> [Directions]: Identify the lines bearing the string "this" and gather them.

## START Extracted material

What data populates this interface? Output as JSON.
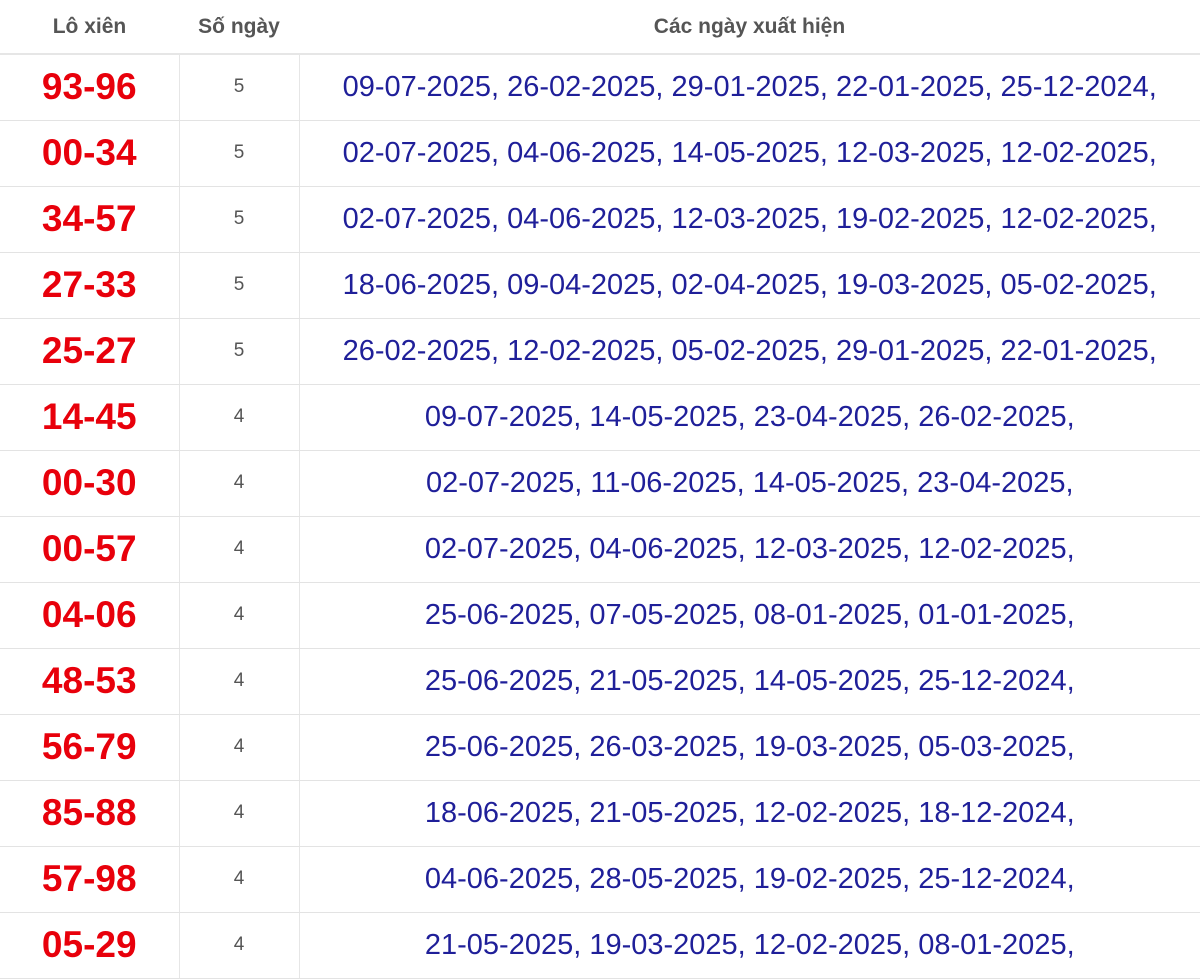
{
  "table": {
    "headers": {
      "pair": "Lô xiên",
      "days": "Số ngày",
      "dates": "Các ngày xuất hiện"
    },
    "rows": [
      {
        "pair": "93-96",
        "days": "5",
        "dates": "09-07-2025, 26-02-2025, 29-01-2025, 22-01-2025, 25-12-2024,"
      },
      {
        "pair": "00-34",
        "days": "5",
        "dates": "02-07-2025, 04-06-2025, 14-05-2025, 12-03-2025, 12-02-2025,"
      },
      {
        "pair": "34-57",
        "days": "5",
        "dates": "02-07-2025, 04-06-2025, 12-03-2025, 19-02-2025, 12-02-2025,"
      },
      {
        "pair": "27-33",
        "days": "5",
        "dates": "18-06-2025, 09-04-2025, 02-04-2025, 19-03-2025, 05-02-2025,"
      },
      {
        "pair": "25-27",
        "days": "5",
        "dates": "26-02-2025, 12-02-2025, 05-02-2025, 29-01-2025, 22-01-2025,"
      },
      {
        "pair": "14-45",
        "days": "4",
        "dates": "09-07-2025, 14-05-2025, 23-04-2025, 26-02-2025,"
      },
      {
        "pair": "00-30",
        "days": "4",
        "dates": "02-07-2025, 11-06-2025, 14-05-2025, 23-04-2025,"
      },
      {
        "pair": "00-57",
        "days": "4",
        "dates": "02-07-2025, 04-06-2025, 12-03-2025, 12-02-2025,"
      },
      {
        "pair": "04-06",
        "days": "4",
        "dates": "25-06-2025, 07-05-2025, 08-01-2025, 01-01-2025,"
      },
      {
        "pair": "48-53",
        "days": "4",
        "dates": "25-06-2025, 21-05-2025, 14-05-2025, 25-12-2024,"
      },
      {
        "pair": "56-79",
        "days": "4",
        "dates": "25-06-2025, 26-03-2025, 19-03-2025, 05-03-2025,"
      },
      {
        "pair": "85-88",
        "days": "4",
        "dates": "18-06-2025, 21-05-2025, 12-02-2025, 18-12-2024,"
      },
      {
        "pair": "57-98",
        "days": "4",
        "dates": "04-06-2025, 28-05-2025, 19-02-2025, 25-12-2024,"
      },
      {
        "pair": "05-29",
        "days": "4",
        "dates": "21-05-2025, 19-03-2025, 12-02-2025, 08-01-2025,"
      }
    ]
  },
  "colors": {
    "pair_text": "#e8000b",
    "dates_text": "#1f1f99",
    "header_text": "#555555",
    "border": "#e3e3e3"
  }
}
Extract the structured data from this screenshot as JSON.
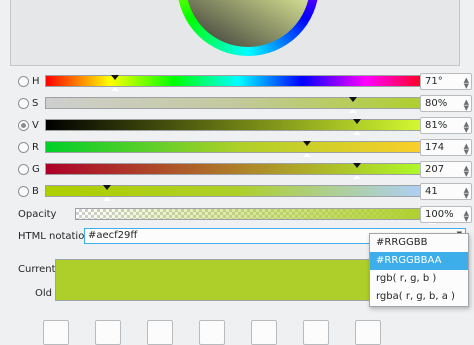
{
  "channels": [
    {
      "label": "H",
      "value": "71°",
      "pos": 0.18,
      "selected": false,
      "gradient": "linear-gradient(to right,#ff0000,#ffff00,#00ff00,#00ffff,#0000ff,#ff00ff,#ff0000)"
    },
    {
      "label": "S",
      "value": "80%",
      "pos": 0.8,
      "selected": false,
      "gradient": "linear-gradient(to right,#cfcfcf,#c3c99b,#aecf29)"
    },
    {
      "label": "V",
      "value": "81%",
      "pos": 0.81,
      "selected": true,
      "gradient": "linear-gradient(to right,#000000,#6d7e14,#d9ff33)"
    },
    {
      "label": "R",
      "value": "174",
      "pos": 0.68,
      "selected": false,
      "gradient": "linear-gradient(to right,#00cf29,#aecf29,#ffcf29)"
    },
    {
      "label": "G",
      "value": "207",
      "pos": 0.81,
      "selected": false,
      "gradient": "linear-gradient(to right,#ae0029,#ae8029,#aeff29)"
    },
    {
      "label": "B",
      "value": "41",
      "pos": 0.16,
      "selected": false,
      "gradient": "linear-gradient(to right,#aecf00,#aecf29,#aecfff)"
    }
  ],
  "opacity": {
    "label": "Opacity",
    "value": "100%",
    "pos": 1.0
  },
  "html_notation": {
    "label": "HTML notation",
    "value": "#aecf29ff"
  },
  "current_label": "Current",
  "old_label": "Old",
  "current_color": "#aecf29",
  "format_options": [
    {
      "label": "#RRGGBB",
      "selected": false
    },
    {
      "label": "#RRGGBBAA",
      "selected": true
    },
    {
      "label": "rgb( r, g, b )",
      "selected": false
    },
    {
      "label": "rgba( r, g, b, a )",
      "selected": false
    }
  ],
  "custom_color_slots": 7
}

## END Extracted material

> [Exercise answer]:
What data populates this interface? Output as JSON.
Extract the structured data from this screenshot as JSON.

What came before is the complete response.